RECORDS PROVIDED

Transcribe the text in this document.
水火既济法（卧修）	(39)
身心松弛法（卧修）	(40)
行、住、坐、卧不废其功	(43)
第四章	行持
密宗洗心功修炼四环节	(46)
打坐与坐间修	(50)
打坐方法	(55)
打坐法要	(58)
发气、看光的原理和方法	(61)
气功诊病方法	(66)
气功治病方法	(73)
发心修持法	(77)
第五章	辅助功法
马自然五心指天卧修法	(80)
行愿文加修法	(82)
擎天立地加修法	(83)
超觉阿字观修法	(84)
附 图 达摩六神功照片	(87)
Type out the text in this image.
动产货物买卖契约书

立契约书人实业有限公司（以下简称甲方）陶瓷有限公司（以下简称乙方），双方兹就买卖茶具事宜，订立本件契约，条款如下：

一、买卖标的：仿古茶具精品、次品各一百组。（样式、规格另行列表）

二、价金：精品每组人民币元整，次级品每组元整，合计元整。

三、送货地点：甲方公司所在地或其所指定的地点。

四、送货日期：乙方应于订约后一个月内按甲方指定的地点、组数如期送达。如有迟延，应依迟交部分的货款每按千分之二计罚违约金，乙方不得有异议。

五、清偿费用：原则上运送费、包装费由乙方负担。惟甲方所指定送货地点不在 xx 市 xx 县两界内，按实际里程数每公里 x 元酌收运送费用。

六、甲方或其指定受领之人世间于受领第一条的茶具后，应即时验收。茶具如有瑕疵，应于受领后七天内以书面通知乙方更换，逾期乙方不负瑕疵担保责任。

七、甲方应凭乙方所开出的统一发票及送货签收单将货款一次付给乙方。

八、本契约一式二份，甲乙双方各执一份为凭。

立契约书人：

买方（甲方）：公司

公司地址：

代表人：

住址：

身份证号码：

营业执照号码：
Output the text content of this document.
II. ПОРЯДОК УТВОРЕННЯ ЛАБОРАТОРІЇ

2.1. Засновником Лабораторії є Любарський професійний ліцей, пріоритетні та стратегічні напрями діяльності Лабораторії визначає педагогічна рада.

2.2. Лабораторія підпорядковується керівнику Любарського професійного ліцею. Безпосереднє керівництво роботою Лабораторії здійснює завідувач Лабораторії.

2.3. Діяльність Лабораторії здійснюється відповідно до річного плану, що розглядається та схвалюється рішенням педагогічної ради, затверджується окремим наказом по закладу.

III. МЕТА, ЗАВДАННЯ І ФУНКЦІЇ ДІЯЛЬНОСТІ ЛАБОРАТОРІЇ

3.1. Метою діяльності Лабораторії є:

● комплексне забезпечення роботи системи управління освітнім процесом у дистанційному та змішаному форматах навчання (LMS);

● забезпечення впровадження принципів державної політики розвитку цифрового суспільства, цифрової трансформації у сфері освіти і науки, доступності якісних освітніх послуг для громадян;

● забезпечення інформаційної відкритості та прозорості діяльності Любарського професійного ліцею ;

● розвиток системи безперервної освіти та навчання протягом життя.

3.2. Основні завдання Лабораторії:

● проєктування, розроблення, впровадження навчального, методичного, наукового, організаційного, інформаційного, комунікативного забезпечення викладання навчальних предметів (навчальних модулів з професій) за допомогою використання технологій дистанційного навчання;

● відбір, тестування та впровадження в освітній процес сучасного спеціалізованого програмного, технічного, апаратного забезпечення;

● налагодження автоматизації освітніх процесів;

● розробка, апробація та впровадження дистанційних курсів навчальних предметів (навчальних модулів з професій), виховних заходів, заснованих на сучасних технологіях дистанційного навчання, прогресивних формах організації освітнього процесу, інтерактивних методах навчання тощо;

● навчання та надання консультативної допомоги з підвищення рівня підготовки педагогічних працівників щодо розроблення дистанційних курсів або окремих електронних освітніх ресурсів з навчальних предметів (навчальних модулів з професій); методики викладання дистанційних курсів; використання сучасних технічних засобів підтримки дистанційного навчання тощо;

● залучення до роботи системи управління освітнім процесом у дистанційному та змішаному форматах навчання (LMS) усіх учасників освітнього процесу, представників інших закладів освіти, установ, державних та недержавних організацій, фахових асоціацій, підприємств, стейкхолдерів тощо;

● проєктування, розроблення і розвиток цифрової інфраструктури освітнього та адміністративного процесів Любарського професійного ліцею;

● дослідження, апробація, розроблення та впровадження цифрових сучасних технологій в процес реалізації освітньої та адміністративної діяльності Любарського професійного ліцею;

CHALLENGE
Collect the lines of the data that carry the word "процесів".

ANSWER TO THE TASK
● налагодження автоматизації освітніх процесів;
● проєктування, розроблення і розвиток цифрової інфраструктури освітнього та адміністративного процесів Любарського професійного ліцею;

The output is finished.